### Stated task
Make an exact copy of all the entries below, with the pictures left out.

### Source material
┄┄┄┄┄┄┄┄┄┄

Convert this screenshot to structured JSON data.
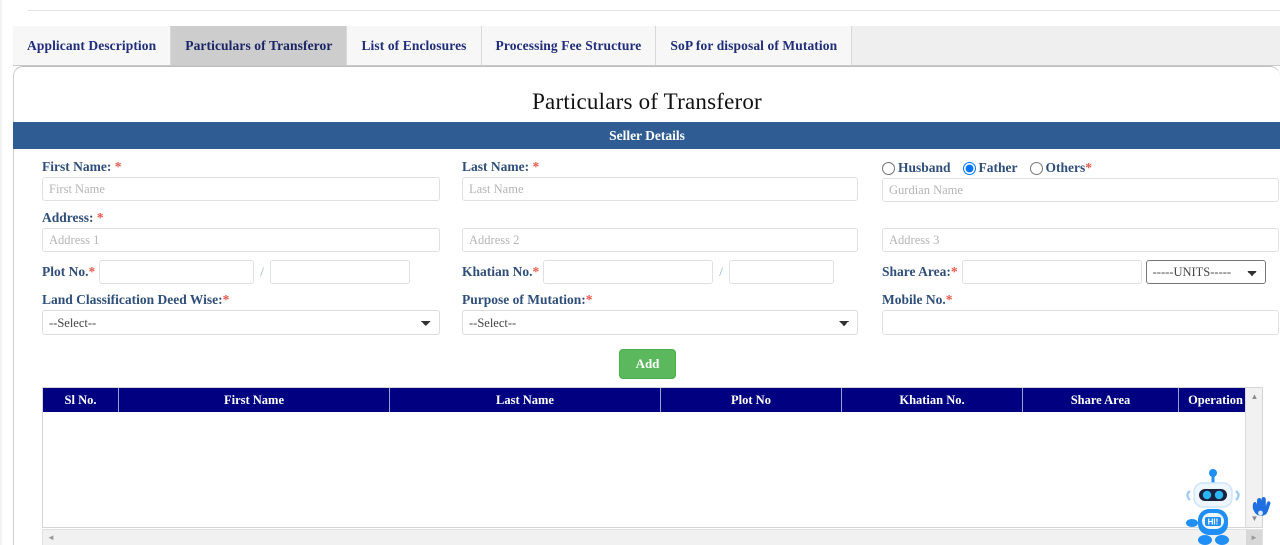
{
  "tabs": [
    {
      "label": "Applicant Description",
      "active": false
    },
    {
      "label": "Particulars of Transferor",
      "active": true
    },
    {
      "label": "List of Enclosures",
      "active": false
    },
    {
      "label": "Processing Fee Structure",
      "active": false
    },
    {
      "label": "SoP for disposal of Mutation",
      "active": false
    }
  ],
  "page": {
    "title": "Particulars of Transferor",
    "section_bar": "Seller Details"
  },
  "form": {
    "first_name": {
      "label": "First Name:",
      "required": "*",
      "placeholder": "First Name",
      "value": ""
    },
    "last_name": {
      "label": "Last Name:",
      "required": "*",
      "placeholder": "Last Name",
      "value": ""
    },
    "guardian": {
      "options": [
        "Husband",
        "Father",
        "Others"
      ],
      "selected": "Father",
      "required": "*",
      "placeholder": "Gurdian Name",
      "value": ""
    },
    "address": {
      "label": "Address:",
      "required": "*",
      "placeholder_1": "Address 1",
      "placeholder_2": "Address 2",
      "placeholder_3": "Address 3",
      "value_1": "",
      "value_2": "",
      "value_3": ""
    },
    "plot_no": {
      "label": "Plot No.",
      "required": "*",
      "value_1": "",
      "value_2": "",
      "separator": "/"
    },
    "khatian_no": {
      "label": "Khatian No.",
      "required": "*",
      "value_1": "",
      "value_2": "",
      "separator": "/"
    },
    "share_area": {
      "label": "Share Area:",
      "required": "*",
      "value": ""
    },
    "units": {
      "selected": "-----UNITS-----",
      "options": [
        "-----UNITS-----"
      ]
    },
    "land_classification": {
      "label": "Land Classification Deed Wise:",
      "required": "*",
      "selected": "--Select--",
      "options": [
        "--Select--"
      ]
    },
    "purpose_of_mutation": {
      "label": "Purpose of Mutation:",
      "required": "*",
      "selected": "--Select--",
      "options": [
        "--Select--"
      ]
    },
    "mobile_no": {
      "label": "Mobile No.",
      "required": "*",
      "value": ""
    },
    "add_button": "Add"
  },
  "table": {
    "columns": [
      "Sl No.",
      "First Name",
      "Last Name",
      "Plot No",
      "Khatian No.",
      "Share Area",
      "Operation"
    ],
    "rows": []
  },
  "icons": {
    "chatbot": "chatbot-robot-icon",
    "chatbot_text": "HI!",
    "scroll_up": "▲",
    "scroll_down": "▼",
    "scroll_left": "◄",
    "scroll_right": "►"
  },
  "colors": {
    "section_bar": "#2f5c92",
    "table_header": "#000080",
    "add_button": "#5cb85c",
    "label": "#2f4f7a",
    "required": "#e8574a",
    "tab_text": "#1f2d7a",
    "tab_active_bg": "#cdcdcd"
  }
}
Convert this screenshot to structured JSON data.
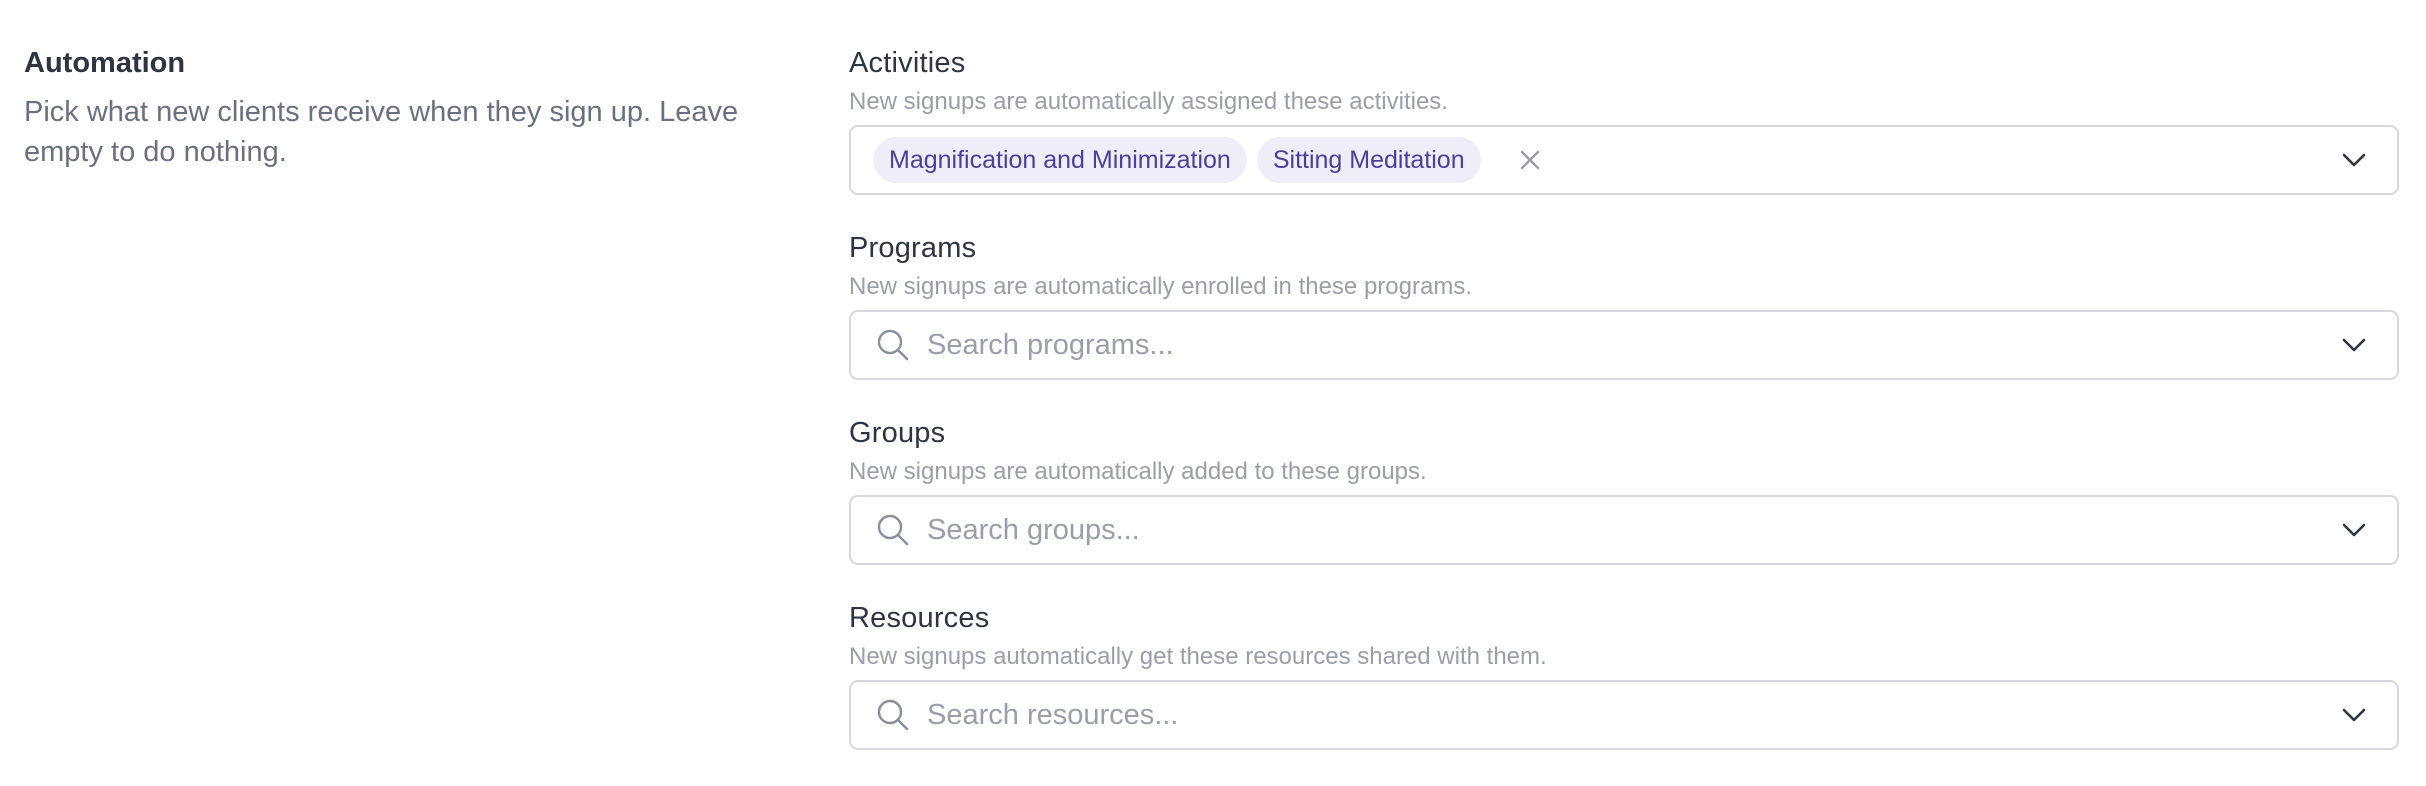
{
  "section": {
    "title": "Automation",
    "description": "Pick what new clients receive when they sign up. Leave empty to do nothing."
  },
  "fields": {
    "activities": {
      "label": "Activities",
      "help": "New signups are automatically assigned these activities.",
      "selected": [
        "Magnification and Minimization",
        "Sitting Meditation"
      ],
      "icon": "chevron-down-icon"
    },
    "programs": {
      "label": "Programs",
      "help": "New signups are automatically enrolled in these programs.",
      "placeholder": "Search programs...",
      "value": ""
    },
    "groups": {
      "label": "Groups",
      "help": "New signups are automatically added to these groups.",
      "placeholder": "Search groups...",
      "value": ""
    },
    "resources": {
      "label": "Resources",
      "help": "New signups automatically get these resources shared with them.",
      "placeholder": "Search resources...",
      "value": ""
    }
  },
  "colors": {
    "tag_bg": "#eeedf8",
    "tag_text": "#4a3f9a",
    "border": "#d6d8dd",
    "muted_text": "#9a9ea9"
  }
}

┄┄┄┄┄┄┄┄┄┄

### Worked answer
Convert this screenshot to structured JSON data.
{
  "tabs": [
    {
      "label": "Applicant Description",
      "active": false
    },
    {
      "label": "Particulars of Transferor",
      "active": true
    },
    {
      "label": "List of Enclosures",
      "active": false
    },
    {
      "label": "Processing Fee Structure",
      "active": false
    },
    {
      "label": "SoP for disposal of Mutation",
      "active": false
    }
  ],
  "page": {
    "title": "Particulars of Transferor",
    "section_bar": "Seller Details"
  },
  "form": {
    "first_name": {
      "label": "First Name:",
      "required": "*",
      "placeholder": "First Name",
      "value": ""
    },
    "last_name": {
      "label": "Last Name:",
      "required": "*",
      "placeholder": "Last Name",
      "value": ""
    },
    "guardian": {
      "options": [
        "Husband",
        "Father",
        "Others"
      ],
      "selected": "Father",
      "required": "*",
      "placeholder": "Gurdian Name",
      "value": ""
    },
    "address": {
      "label": "Address:",
      "required": "*",
      "placeholder_1": "Address 1",
      "placeholder_2": "Address 2",
      "placeholder_3": "Address 3",
      "value_1": "",
      "value_2": "",
      "value_3": ""
    },
    "plot_no": {
      "label": "Plot No.",
      "required": "*",
      "value_1": "",
      "value_2": "",
      "separator": "/"
    },
    "khatian_no": {
      "label": "Khatian No.",
      "required": "*",
      "value_1": "",
      "value_2": "",
      "separator": "/"
    },
    "share_area": {
      "label": "Share Area:",
      "required": "*",
      "value": ""
    },
    "units": {
      "selected": "-----UNITS-----",
      "options": [
        "-----UNITS-----"
      ]
    },
    "land_classification": {
      "label": "Land Classification Deed Wise:",
      "required": "*",
      "selected": "--Select--",
      "options": [
        "--Select--"
      ]
    },
    "purpose_of_mutation": {
      "label": "Purpose of Mutation:",
      "required": "*",
      "selected": "--Select--",
      "options": [
        "--Select--"
      ]
    },
    "mobile_no": {
      "label": "Mobile No.",
      "required": "*",
      "value": ""
    },
    "add_button": "Add"
  },
  "table": {
    "columns": [
      "Sl No.",
      "First Name",
      "Last Name",
      "Plot No",
      "Khatian No.",
      "Share Area",
      "Operation"
    ],
    "rows": []
  },
  "icons": {
    "chatbot": "chatbot-robot-icon",
    "chatbot_text": "HI!",
    "scroll_up": "▲",
    "scroll_down": "▼",
    "scroll_left": "◄",
    "scroll_right": "►"
  },
  "colors": {
    "section_bar": "#2f5c92",
    "table_header": "#000080",
    "add_button": "#5cb85c",
    "label": "#2f4f7a",
    "required": "#e8574a",
    "tab_text": "#1f2d7a",
    "tab_active_bg": "#cdcdcd"
  }
}
Convert this screenshot to structured JSON data.
{
  "section": {
    "title": "Automation",
    "description": "Pick what new clients receive when they sign up. Leave empty to do nothing."
  },
  "fields": {
    "activities": {
      "label": "Activities",
      "help": "New signups are automatically assigned these activities.",
      "selected": [
        "Magnification and Minimization",
        "Sitting Meditation"
      ],
      "icon": "chevron-down-icon"
    },
    "programs": {
      "label": "Programs",
      "help": "New signups are automatically enrolled in these programs.",
      "placeholder": "Search programs...",
      "value": ""
    },
    "groups": {
      "label": "Groups",
      "help": "New signups are automatically added to these groups.",
      "placeholder": "Search groups...",
      "value": ""
    },
    "resources": {
      "label": "Resources",
      "help": "New signups automatically get these resources shared with them.",
      "placeholder": "Search resources...",
      "value": ""
    }
  },
  "colors": {
    "tag_bg": "#eeedf8",
    "tag_text": "#4a3f9a",
    "border": "#d6d8dd",
    "muted_text": "#9a9ea9"
  }
}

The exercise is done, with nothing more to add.